(Job) Gather all lines in the entries below that include the word "Bitrate".

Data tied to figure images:
┏━━

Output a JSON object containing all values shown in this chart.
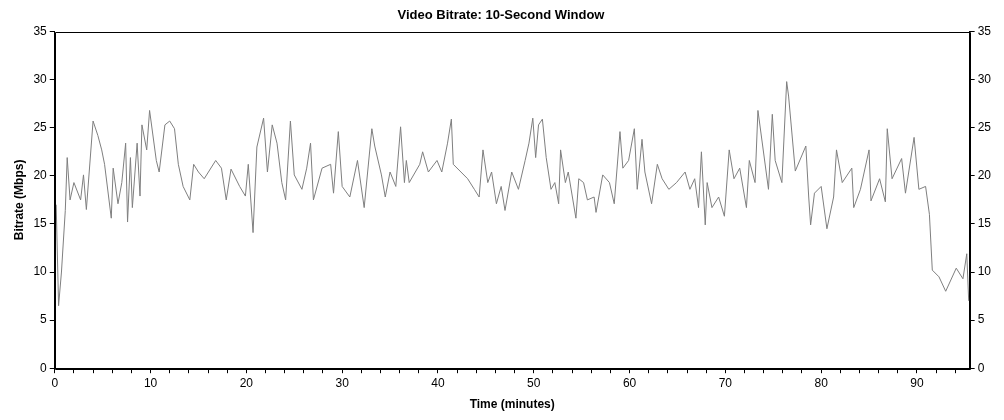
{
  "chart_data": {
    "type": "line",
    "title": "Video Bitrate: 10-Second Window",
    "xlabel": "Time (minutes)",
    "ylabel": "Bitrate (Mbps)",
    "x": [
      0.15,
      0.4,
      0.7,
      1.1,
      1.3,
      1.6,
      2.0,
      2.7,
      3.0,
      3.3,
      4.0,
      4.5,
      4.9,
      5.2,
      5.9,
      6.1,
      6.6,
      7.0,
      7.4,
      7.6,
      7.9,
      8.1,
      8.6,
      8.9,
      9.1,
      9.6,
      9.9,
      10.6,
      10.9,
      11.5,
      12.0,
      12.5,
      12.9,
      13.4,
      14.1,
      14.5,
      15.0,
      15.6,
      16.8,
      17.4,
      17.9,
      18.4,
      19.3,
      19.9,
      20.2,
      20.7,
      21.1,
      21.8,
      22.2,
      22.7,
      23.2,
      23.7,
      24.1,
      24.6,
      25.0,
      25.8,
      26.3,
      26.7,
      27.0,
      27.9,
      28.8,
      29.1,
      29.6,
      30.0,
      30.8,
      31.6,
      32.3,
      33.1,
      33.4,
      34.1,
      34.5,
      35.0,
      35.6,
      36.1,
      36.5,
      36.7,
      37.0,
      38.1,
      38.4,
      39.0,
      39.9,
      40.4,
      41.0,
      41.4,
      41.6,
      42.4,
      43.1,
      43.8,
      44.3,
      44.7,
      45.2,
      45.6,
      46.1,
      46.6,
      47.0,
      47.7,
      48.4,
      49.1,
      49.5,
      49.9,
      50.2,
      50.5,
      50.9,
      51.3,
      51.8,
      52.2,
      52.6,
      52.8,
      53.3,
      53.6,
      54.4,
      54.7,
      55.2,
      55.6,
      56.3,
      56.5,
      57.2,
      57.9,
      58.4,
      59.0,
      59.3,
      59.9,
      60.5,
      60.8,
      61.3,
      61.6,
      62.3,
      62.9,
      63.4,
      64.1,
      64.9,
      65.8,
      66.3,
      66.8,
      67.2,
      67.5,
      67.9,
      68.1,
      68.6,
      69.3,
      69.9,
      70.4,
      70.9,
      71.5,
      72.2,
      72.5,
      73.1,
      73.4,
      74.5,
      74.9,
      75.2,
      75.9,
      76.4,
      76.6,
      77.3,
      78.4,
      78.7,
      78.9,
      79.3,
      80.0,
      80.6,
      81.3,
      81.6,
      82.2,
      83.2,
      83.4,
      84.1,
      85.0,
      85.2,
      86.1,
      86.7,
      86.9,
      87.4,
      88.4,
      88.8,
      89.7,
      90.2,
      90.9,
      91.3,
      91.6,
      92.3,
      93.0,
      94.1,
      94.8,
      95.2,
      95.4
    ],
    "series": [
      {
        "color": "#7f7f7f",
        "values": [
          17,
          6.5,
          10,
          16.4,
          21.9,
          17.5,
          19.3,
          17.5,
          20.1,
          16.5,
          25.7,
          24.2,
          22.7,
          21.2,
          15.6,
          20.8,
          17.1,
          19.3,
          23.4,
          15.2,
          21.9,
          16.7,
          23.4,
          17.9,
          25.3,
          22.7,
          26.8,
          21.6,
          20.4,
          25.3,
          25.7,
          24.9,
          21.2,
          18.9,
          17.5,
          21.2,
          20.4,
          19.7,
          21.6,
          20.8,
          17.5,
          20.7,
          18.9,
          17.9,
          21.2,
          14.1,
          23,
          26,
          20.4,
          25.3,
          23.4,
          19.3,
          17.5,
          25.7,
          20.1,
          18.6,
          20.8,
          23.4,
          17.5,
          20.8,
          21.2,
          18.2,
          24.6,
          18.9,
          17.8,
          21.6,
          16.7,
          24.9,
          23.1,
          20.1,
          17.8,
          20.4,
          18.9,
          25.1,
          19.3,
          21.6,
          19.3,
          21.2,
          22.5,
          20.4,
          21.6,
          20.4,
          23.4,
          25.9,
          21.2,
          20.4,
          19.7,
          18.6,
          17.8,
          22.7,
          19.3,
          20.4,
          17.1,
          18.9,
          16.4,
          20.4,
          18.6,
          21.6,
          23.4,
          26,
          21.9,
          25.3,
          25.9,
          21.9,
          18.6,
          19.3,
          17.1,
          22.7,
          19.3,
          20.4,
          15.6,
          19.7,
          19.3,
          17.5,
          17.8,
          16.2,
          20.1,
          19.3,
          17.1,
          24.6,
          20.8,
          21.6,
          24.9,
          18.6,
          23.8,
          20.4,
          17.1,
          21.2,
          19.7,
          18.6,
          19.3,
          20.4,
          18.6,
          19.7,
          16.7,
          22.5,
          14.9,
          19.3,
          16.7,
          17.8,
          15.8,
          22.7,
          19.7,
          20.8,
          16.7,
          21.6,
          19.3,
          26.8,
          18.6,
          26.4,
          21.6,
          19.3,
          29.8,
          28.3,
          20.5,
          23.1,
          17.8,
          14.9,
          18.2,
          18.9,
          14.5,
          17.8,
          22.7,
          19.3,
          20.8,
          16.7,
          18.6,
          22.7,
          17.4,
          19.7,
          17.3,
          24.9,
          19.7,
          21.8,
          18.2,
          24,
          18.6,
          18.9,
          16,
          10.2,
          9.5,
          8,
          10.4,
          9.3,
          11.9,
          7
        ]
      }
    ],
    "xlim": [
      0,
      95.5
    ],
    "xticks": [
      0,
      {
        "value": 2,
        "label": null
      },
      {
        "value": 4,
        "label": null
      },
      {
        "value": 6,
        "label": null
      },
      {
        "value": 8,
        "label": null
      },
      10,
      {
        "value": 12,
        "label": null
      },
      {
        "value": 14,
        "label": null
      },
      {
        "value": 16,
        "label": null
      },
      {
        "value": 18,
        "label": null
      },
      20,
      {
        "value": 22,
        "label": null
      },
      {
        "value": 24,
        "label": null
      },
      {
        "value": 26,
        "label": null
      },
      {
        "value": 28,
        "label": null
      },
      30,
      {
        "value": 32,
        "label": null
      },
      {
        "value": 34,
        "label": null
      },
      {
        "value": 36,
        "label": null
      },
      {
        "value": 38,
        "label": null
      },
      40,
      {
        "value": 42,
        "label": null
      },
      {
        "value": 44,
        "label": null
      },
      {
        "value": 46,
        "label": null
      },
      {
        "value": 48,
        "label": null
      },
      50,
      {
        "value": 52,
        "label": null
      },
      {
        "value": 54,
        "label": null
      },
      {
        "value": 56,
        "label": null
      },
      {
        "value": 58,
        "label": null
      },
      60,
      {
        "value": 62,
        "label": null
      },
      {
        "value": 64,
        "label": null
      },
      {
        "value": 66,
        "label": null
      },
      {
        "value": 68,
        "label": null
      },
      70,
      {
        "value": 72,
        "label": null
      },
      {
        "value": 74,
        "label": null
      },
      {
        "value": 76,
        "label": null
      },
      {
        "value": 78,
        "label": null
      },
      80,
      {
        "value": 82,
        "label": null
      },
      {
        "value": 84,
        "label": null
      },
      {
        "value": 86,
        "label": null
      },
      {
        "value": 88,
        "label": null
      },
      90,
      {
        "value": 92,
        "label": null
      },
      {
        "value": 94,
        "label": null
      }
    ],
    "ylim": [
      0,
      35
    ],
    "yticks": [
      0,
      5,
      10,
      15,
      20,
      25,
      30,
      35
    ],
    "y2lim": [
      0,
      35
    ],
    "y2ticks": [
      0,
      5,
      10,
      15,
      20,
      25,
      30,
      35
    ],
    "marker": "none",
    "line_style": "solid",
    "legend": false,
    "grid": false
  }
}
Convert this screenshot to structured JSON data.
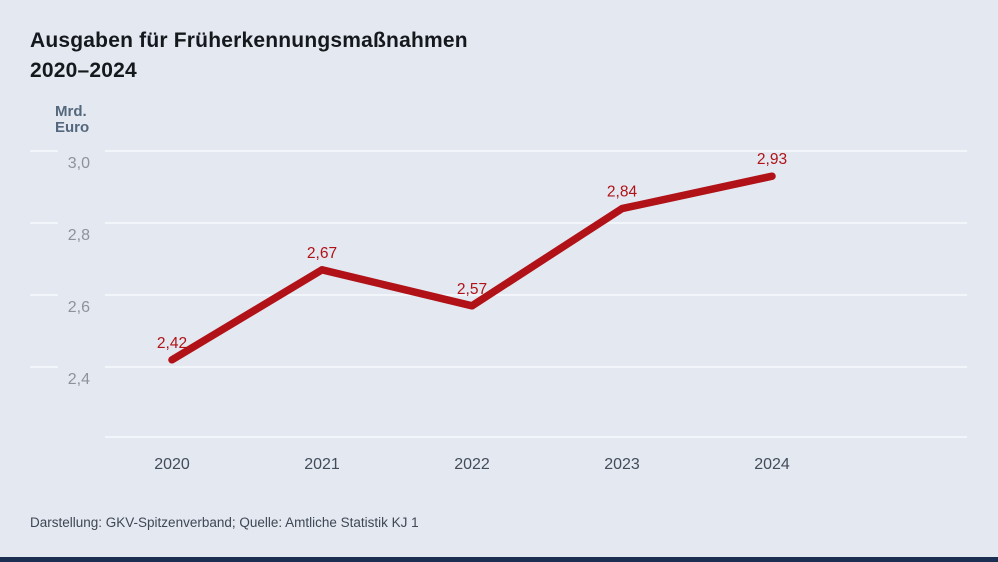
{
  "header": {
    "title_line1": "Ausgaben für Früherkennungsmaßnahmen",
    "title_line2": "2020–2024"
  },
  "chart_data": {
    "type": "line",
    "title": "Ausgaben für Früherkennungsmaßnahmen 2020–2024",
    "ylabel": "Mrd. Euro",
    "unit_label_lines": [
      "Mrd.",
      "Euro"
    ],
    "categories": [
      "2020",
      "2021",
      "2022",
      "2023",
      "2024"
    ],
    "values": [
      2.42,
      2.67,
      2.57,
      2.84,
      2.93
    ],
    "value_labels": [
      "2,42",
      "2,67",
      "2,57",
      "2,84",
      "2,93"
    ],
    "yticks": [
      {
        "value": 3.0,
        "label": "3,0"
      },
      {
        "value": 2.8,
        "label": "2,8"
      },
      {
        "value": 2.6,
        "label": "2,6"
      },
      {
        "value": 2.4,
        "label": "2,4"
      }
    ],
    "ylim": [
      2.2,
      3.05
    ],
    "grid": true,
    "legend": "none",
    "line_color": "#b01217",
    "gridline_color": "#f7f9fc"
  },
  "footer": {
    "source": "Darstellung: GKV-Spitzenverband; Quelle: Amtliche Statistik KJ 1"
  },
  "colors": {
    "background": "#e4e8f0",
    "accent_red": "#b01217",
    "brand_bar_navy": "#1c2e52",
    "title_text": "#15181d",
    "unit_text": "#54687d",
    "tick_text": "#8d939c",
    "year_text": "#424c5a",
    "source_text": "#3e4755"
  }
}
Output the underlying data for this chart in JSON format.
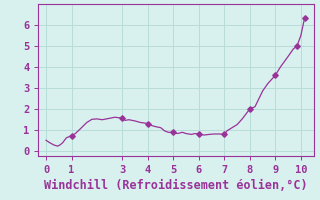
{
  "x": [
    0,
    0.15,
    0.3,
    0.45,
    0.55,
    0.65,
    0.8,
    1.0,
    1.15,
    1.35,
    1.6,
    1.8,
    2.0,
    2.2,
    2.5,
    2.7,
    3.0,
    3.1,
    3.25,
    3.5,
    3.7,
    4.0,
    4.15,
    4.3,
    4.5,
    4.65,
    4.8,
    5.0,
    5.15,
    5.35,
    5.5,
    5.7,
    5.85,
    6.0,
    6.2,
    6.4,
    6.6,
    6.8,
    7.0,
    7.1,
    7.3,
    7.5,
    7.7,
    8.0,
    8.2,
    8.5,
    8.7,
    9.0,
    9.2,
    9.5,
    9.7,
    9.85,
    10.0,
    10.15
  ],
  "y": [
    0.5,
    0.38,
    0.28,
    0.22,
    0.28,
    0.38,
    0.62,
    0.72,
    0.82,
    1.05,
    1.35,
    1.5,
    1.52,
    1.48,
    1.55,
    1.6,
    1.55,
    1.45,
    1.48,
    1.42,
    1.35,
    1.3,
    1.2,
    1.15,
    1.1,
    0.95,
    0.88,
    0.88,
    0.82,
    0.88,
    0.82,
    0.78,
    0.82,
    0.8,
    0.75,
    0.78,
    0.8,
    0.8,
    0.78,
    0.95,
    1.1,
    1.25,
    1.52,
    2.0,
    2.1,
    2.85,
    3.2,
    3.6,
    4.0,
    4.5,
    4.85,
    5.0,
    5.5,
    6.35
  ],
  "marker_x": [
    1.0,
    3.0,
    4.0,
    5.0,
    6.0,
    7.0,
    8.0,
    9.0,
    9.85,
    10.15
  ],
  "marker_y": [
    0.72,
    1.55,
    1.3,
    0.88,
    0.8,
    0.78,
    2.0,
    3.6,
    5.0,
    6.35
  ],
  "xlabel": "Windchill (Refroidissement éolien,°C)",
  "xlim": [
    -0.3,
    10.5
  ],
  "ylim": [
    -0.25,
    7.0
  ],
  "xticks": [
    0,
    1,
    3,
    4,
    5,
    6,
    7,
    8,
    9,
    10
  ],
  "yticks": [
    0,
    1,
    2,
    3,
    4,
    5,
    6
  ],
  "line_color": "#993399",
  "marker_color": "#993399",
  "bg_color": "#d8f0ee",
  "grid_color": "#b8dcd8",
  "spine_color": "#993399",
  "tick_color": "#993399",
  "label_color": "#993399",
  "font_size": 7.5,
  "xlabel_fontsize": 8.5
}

┗━━

(Written answer)
    "title": "Video Bitrate: 10-Second Window",
    "ylabel": "Bitrate (Mbps)",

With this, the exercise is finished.